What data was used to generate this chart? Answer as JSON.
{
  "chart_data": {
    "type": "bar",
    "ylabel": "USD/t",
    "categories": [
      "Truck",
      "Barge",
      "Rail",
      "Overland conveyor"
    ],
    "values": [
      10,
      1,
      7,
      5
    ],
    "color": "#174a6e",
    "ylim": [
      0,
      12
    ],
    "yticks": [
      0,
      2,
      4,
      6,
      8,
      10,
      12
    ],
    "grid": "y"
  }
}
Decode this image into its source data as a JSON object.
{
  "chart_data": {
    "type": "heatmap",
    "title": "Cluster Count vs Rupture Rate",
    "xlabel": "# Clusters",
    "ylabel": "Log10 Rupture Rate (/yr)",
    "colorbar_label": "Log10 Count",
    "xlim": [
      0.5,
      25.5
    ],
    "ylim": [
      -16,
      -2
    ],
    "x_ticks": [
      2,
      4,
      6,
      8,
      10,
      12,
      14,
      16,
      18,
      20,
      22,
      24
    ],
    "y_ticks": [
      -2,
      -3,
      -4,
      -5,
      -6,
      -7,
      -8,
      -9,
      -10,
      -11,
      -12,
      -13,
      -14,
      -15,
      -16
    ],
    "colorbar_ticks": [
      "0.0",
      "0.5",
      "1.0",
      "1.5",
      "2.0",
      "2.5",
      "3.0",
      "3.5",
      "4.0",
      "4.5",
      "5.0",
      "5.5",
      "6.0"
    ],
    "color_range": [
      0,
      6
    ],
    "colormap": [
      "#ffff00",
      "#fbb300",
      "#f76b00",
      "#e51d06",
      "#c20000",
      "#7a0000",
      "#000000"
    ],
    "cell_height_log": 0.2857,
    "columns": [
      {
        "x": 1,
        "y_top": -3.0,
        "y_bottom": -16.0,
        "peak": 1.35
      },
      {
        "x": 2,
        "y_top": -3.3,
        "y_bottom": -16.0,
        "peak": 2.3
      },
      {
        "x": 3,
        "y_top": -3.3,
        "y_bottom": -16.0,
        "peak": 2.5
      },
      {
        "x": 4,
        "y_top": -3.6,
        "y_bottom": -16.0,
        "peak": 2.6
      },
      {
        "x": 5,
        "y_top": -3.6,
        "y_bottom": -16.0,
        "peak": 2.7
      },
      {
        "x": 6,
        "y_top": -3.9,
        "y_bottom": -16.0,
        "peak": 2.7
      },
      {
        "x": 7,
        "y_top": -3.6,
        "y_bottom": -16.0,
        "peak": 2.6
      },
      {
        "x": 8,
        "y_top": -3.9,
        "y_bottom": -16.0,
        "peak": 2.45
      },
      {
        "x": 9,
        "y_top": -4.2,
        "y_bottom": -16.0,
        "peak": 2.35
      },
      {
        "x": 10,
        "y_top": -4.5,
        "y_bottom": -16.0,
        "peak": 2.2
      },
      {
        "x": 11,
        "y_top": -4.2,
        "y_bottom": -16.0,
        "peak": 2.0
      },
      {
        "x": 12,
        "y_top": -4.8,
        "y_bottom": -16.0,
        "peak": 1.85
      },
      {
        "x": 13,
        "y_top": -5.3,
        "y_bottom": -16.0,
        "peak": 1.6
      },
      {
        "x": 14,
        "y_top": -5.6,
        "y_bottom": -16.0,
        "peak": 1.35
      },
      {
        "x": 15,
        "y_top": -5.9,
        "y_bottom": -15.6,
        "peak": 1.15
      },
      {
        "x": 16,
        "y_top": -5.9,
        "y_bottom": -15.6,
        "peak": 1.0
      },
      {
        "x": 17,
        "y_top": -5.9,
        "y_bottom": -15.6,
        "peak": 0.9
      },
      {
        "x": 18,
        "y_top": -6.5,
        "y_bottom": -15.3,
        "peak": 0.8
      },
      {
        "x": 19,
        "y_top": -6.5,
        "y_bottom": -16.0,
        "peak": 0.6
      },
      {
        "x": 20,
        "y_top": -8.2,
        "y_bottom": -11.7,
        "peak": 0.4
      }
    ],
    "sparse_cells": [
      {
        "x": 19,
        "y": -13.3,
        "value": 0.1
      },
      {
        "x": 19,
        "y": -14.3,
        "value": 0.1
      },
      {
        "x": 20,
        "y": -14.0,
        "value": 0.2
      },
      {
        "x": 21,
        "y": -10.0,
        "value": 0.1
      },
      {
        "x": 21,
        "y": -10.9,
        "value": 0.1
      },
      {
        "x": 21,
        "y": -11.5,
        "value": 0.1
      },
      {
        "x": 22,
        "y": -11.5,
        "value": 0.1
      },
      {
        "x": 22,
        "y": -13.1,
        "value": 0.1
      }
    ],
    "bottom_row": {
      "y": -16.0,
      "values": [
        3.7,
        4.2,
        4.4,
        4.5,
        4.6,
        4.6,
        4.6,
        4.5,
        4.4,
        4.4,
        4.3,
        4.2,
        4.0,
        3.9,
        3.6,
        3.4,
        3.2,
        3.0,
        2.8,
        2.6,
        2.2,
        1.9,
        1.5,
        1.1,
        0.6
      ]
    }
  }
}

* [WRITTEN EXERCISE]
Find the word "JSON" and list each line it appears in.

* [COMPLETE OUTPUT]
What data was used to generate this chart? Answer as JSON.
Decode this image into its source data as a JSON object.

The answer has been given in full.